== DIRECTION ==
Below is a block of records: output all of them exactly and leave out the pictures.

== ITEMS ==
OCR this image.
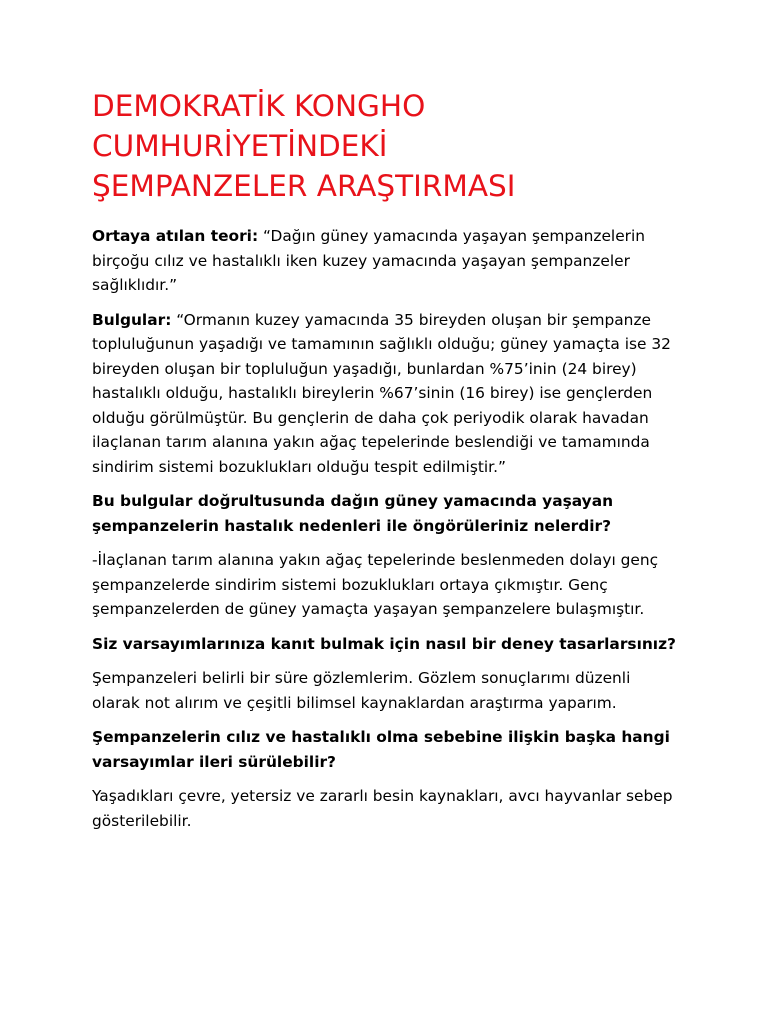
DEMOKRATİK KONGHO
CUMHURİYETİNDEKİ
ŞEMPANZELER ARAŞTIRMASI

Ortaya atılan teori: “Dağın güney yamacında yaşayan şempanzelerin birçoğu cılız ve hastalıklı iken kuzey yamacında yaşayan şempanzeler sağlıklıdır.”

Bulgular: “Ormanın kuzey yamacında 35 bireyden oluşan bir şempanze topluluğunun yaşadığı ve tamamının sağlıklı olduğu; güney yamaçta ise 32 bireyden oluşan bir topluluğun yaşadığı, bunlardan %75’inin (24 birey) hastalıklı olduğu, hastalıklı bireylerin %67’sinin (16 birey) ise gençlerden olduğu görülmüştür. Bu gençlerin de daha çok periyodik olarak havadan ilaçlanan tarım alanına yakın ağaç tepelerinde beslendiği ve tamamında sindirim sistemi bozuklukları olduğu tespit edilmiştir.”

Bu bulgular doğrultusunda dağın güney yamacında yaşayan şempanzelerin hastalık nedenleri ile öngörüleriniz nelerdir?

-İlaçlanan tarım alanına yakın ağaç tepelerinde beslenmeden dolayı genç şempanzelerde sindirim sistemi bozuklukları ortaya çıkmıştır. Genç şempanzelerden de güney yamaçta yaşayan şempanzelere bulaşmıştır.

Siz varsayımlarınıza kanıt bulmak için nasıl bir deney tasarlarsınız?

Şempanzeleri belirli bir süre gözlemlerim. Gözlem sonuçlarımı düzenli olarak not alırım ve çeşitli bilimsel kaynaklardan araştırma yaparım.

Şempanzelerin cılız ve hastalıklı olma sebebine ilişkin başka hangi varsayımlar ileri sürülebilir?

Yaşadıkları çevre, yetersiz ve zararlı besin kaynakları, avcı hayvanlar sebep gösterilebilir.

== SOLUTION TO THE EXERCISE ==
OCR this image.
DEMOKRATİK KONGHO
CUMHURİYETİNDEKİ
ŞEMPANZELER ARAŞTIRMASI

Ortaya atılan teori: “Dağın güney yamacında yaşayan şempanzelerin birçoğu cılız ve hastalıklı iken kuzey yamacında yaşayan şempanzeler sağlıklıdır.”

Bulgular: “Ormanın kuzey yamacında 35 bireyden oluşan bir şempanze topluluğunun yaşadığı ve tamamının sağlıklı olduğu; güney yamaçta ise 32 bireyden oluşan bir topluluğun yaşadığı, bunlardan %75’inin (24 birey) hastalıklı olduğu, hastalıklı bireylerin %67’sinin (16 birey) ise gençlerden olduğu görülmüştür. Bu gençlerin de daha çok periyodik olarak havadan ilaçlanan tarım alanına yakın ağaç tepelerinde beslendiği ve tamamında sindirim sistemi bozuklukları olduğu tespit edilmiştir.”

Bu bulgular doğrultusunda dağın güney yamacında yaşayan şempanzelerin hastalık nedenleri ile öngörüleriniz nelerdir?

-İlaçlanan tarım alanına yakın ağaç tepelerinde beslenmeden dolayı genç şempanzelerde sindirim sistemi bozuklukları ortaya çıkmıştır. Genç şempanzelerden de güney yamaçta yaşayan şempanzelere bulaşmıştır.

Siz varsayımlarınıza kanıt bulmak için nasıl bir deney tasarlarsınız?

Şempanzeleri belirli bir süre gözlemlerim. Gözlem sonuçlarımı düzenli olarak not alırım ve çeşitli bilimsel kaynaklardan araştırma yaparım.

Şempanzelerin cılız ve hastalıklı olma sebebine ilişkin başka hangi varsayımlar ileri sürülebilir?

Yaşadıkları çevre, yetersiz ve zararlı besin kaynakları, avcı hayvanlar sebep gösterilebilir.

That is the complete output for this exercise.